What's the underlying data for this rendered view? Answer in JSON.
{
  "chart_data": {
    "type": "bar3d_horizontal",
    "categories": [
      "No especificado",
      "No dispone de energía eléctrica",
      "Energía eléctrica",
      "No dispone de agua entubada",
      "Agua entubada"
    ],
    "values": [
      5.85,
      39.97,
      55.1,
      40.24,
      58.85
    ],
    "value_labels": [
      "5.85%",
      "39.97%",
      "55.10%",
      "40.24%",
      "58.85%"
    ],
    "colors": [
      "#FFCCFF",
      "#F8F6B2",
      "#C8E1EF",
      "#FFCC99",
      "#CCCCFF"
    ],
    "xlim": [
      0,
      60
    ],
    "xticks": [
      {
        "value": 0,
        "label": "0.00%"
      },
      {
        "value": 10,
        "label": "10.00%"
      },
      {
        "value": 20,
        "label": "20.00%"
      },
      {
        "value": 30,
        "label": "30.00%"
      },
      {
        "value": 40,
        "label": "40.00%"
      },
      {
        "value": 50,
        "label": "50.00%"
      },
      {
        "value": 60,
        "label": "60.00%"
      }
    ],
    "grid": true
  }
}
━━━━━━━━━━━━━━━━━━━━
PROBLEM TO WORK ON:
Lines containing the word "dispone" must all be returned from the material above.

RESULT:
      "No dispone de energía eléctrica",
      "No dispone de agua entubada",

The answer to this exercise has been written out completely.